Extracted records:
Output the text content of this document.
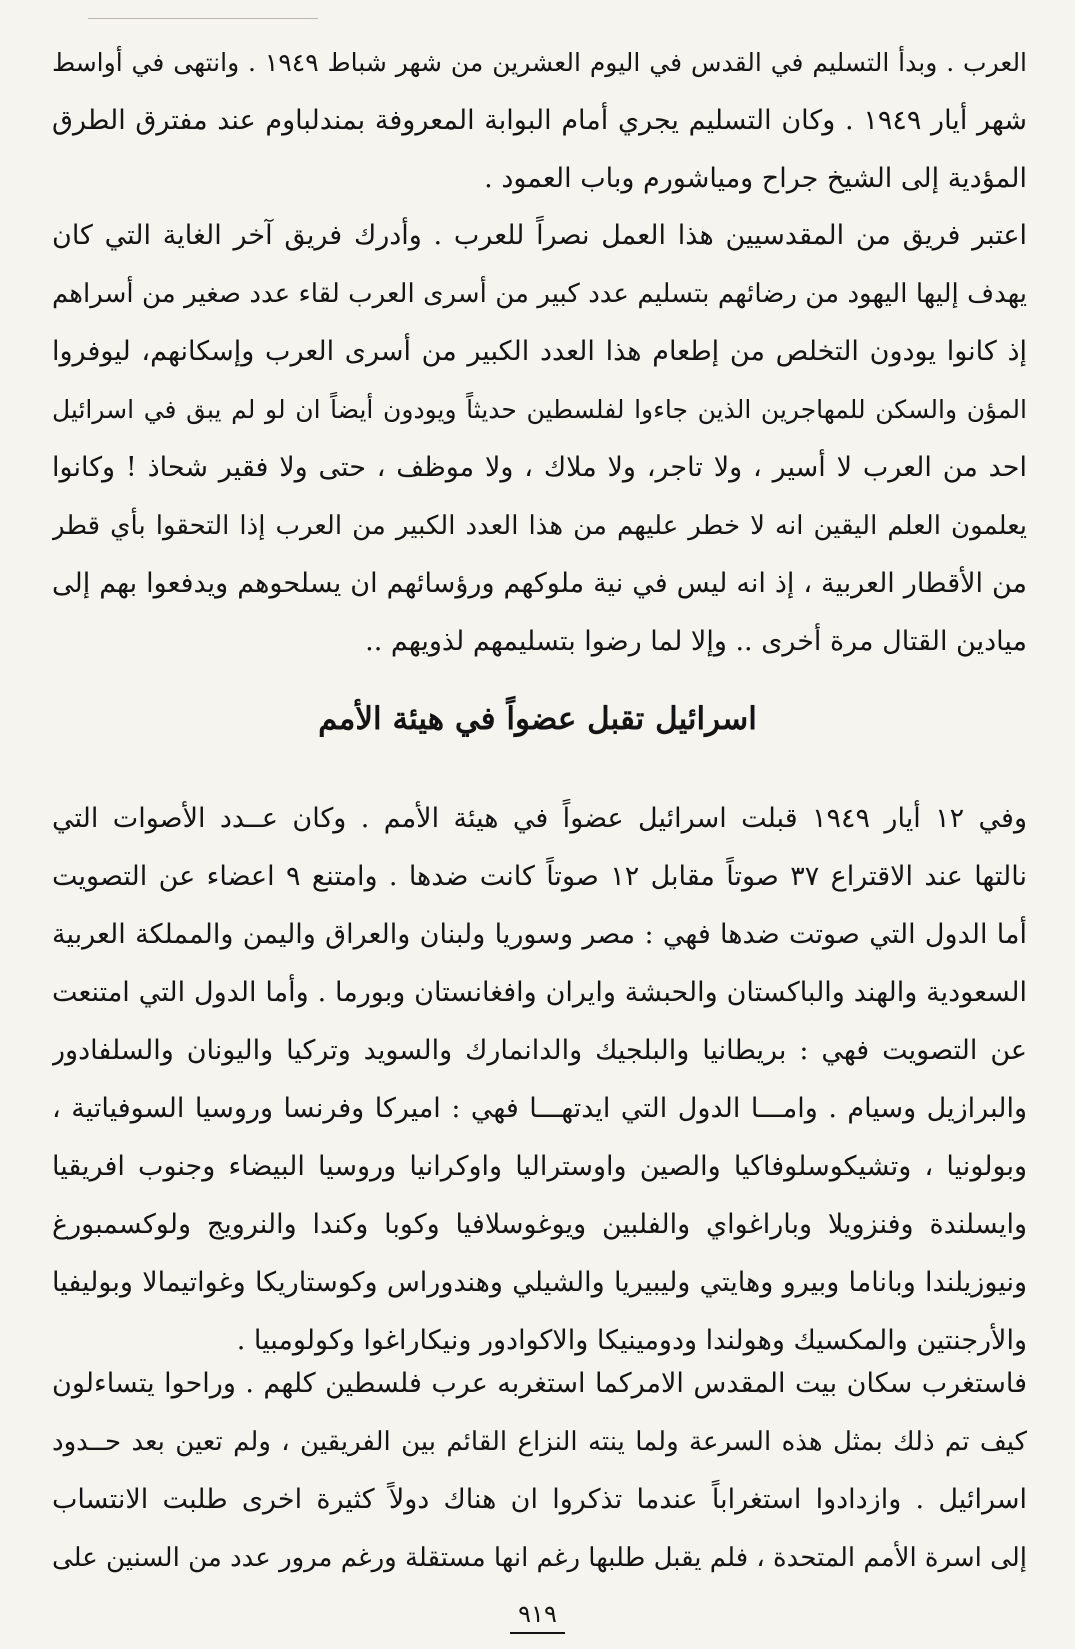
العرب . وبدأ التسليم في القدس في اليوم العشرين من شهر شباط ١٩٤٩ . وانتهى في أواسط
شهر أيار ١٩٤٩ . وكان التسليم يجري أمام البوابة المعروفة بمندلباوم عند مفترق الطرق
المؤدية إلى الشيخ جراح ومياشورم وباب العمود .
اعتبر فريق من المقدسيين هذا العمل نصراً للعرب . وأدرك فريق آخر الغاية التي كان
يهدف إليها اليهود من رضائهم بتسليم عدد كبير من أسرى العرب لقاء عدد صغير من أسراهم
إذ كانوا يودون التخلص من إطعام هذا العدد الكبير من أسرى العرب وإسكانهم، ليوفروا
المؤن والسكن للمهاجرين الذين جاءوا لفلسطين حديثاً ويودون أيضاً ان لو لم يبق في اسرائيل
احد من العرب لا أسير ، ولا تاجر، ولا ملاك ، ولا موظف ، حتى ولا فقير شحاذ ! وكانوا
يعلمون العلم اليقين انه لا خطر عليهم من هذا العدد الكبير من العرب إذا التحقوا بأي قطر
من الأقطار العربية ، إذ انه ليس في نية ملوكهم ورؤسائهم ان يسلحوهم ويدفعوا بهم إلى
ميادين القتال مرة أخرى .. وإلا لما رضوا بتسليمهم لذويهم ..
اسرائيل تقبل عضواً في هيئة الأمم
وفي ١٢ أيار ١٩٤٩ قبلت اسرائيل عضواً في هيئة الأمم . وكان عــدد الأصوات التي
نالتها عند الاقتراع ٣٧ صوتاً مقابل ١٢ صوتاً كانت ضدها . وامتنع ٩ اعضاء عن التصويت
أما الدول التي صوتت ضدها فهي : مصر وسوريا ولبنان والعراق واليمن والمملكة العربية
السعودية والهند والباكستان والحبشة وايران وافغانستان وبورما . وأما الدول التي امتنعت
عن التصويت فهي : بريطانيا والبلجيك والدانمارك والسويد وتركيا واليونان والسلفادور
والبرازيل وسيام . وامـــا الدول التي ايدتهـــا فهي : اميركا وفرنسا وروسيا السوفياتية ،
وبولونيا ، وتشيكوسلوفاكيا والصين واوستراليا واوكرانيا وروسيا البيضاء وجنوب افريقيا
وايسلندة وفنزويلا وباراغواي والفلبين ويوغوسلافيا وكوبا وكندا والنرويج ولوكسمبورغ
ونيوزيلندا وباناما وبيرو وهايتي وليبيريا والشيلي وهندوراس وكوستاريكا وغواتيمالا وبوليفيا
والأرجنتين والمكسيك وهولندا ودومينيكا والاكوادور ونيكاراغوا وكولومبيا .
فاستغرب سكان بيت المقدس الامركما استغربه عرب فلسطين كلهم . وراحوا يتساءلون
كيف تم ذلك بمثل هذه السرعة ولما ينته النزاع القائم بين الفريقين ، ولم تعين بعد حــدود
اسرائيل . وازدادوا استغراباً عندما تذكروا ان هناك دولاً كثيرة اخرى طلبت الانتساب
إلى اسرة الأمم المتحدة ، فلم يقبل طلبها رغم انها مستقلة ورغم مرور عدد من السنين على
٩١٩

Exercise task: Can you retype every record above exactly, leaving out the pictures?

Full solution:
Output the text content of this document.
العرب . وبدأ التسليم في القدس في اليوم العشرين من شهر شباط ١٩٤٩ . وانتهى في أواسط
شهر أيار ١٩٤٩ . وكان التسليم يجري أمام البوابة المعروفة بمندلباوم عند مفترق الطرق
المؤدية إلى الشيخ جراح ومياشورم وباب العمود .
اعتبر فريق من المقدسيين هذا العمل نصراً للعرب . وأدرك فريق آخر الغاية التي كان
يهدف إليها اليهود من رضائهم بتسليم عدد كبير من أسرى العرب لقاء عدد صغير من أسراهم
إذ كانوا يودون التخلص من إطعام هذا العدد الكبير من أسرى العرب وإسكانهم، ليوفروا
المؤن والسكن للمهاجرين الذين جاءوا لفلسطين حديثاً ويودون أيضاً ان لو لم يبق في اسرائيل
احد من العرب لا أسير ، ولا تاجر، ولا ملاك ، ولا موظف ، حتى ولا فقير شحاذ ! وكانوا
يعلمون العلم اليقين انه لا خطر عليهم من هذا العدد الكبير من العرب إذا التحقوا بأي قطر
من الأقطار العربية ، إذ انه ليس في نية ملوكهم ورؤسائهم ان يسلحوهم ويدفعوا بهم إلى
ميادين القتال مرة أخرى .. وإلا لما رضوا بتسليمهم لذويهم ..
اسرائيل تقبل عضواً في هيئة الأمم
وفي ١٢ أيار ١٩٤٩ قبلت اسرائيل عضواً في هيئة الأمم . وكان عــدد الأصوات التي
نالتها عند الاقتراع ٣٧ صوتاً مقابل ١٢ صوتاً كانت ضدها . وامتنع ٩ اعضاء عن التصويت
أما الدول التي صوتت ضدها فهي : مصر وسوريا ولبنان والعراق واليمن والمملكة العربية
السعودية والهند والباكستان والحبشة وايران وافغانستان وبورما . وأما الدول التي امتنعت
عن التصويت فهي : بريطانيا والبلجيك والدانمارك والسويد وتركيا واليونان والسلفادور
والبرازيل وسيام . وامـــا الدول التي ايدتهـــا فهي : اميركا وفرنسا وروسيا السوفياتية ،
وبولونيا ، وتشيكوسلوفاكيا والصين واوستراليا واوكرانيا وروسيا البيضاء وجنوب افريقيا
وايسلندة وفنزويلا وباراغواي والفلبين ويوغوسلافيا وكوبا وكندا والنرويج ولوكسمبورغ
ونيوزيلندا وباناما وبيرو وهايتي وليبيريا والشيلي وهندوراس وكوستاريكا وغواتيمالا وبوليفيا
والأرجنتين والمكسيك وهولندا ودومينيكا والاكوادور ونيكاراغوا وكولومبيا .
فاستغرب سكان بيت المقدس الامركما استغربه عرب فلسطين كلهم . وراحوا يتساءلون
كيف تم ذلك بمثل هذه السرعة ولما ينته النزاع القائم بين الفريقين ، ولم تعين بعد حــدود
اسرائيل . وازدادوا استغراباً عندما تذكروا ان هناك دولاً كثيرة اخرى طلبت الانتساب
إلى اسرة الأمم المتحدة ، فلم يقبل طلبها رغم انها مستقلة ورغم مرور عدد من السنين على
٩١٩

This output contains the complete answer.